▶ [Source]:
September 16, 2015 - From the September, 2015 issue

Point/Counterpoint | Jennifer Hernandez: SB 743 Risks More CEQA Abuse

The transition from using Level of Service to Vehicle Miles Traveled when measuring traffic-related impacts under CEQA, as a result of SB 743, has been embraced by some and decried by others. Jennifer Hernandez, a partner at Holland & Knight, argues in this TPR interview that implementation of SB 743 should be delayed. She believes that the VMT guideline created by the Governor’s Office of Planning and Research will only worsen CEQA abuse and leave infill builders mired in litigation. This piece is a companion to TPR’s conversation with Amanda Eaken.


Jennifer Hernandez

“OPR’s proposal expanded CEQA by adding an amorphous new VMT mandate while also maintaining traffic congestion surrogates...that still require LOS studies.”—Jennifer Hernandez

Jennifer, as a long-time veteran of CEQA reform, what are your views on current efforts to delay implementation of SB 743, which the governor signed last year? What’s at issue?

Jennifer Hernandez: SB 743 was crafted around creating quite substantial relief from CEQA for the Kings arena—preventing the court from stopping the project or vacating project approvals unless a high bar was met, like public health problems. SB 743 was what I call a “buddy bill,” when folks with political connections get CEQA exemptions. 

Part of the cost of the buddy bill was limited relief, but in some ways important relief, provided for infill development that met certain qualifying criteria. Two of the three pieces of relief are straightforward and universally supported: SB 743 said that parking and aesthetics are not CEQA impacts for purposes of qualifying infill projects in qualifying locations. That’s good, because we have had lots of NIMBY-directed or other non-environmentally-directed lawsuits against infill, where people are actually worried about parking and the “character” of their community—i.e. an influx of apartments or apartment-dwellers. 

The third part of that bill was quite different. Authorization was provided to the Office of Planning and Research to come up with a different metric than Level of Service for measuring traffic-related impacts. 

The bill was circular. It said that OPR may or may not select a metric different from Level of Service, but regardless, you still have to look at the related congestion impacts of air quality (because idled cars waiting multiple cycles at the light are going to spew more stuff), as well as public safety (because if you have traffic congestion, you can end up with more conflicts between pedestrians, bikes, and vehicles), and interference with emergency-response vehicles.

Then OPR, with Amanda’s support, proposed a new guideline: Vehicle Miles Traveled, first for infill projects. 

This is new. We’ve looked at VMT for air quality purposes, but never for traffic purposes. We don’t have good tools for measuring VMT. In fact, there’s lots of disagreement about how to do it. OPR got a whole bunch of comments, including ones from traffic engineers, who said things like: “In San Diego alone we’ve got three different models for estimating VMT. They’re internally inconsistent. Which do you want us to use and why?” 

OPR also said that a project would be significant from a VMT perspective if it’s above a “regional average”—which no one knows how to calculate: what’s the “region,” are there different “averages” for different product types or locations within a region, who sets the “average” and how, etc.

To clarify, was the intention of this addition to SB 743 to come up with new guidelines for determining the significance of transportation impacts on projects within transportation priority areas?

▶ [Available records]:

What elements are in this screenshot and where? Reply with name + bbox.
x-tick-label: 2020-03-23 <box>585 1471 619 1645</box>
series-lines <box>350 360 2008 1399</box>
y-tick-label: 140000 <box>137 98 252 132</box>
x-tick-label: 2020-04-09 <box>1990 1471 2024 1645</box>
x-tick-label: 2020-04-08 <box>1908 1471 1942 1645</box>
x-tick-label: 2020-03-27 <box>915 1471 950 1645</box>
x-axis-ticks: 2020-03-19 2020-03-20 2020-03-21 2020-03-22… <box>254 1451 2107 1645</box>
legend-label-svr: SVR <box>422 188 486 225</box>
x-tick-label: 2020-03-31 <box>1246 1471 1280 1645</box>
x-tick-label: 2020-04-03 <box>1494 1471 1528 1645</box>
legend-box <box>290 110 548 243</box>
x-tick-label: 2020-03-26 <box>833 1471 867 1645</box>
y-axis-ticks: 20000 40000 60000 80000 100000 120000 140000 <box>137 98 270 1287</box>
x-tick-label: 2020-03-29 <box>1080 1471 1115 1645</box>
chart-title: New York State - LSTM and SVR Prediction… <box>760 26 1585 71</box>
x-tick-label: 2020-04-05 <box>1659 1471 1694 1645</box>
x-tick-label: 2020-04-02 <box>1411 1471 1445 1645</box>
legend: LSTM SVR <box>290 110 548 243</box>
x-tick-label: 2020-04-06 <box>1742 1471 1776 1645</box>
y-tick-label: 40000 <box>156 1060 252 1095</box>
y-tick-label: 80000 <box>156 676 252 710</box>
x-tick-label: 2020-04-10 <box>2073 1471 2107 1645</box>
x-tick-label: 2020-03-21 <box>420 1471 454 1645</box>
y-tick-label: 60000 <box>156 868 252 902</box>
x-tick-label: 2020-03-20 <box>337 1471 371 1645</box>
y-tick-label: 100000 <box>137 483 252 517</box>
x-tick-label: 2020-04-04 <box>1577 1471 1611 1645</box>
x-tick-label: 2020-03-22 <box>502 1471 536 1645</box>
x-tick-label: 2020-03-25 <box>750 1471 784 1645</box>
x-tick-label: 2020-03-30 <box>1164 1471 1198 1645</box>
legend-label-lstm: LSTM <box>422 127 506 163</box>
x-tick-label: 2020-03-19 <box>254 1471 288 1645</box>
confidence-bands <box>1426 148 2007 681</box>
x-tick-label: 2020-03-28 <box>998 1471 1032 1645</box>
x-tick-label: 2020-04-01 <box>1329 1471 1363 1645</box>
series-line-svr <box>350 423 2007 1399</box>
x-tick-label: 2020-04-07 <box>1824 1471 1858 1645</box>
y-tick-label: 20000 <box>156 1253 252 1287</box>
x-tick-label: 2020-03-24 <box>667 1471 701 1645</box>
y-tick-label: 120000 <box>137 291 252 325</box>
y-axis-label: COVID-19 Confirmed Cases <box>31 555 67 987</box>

▶ [Work to do]:
(a) Summarize the interview in two sentences.
(b) Pull out every line of the listing that contains the string 'ticks', treating uppercase and lowercase as different.
The interview and the listing have nothing to do with each other.

▶ [Responses per task]:
(a) Jennifer Hernandez argues that implementation of SB 743 should be delayed because the Vehicle Miles Traveled guideline from the Governor's Office of Planning and Research will worsen CEQA abuse and leave infill builders mired in litigation. She supports the bill's relief for qualifying infill projects on parking and aesthetics, but faults the VMT metric because good measuring tools are lacking and no one knows how to calculate the "regional average" used to judge significance.

(b)
x-axis-ticks: 2020-03-19 2020-03-20 2020-03-21 2020-03-22… <box>254 1451 2107 1645</box>
y-axis-ticks: 20000 40000 60000 80000 100000 120000 140000 <box>137 98 270 1287</box>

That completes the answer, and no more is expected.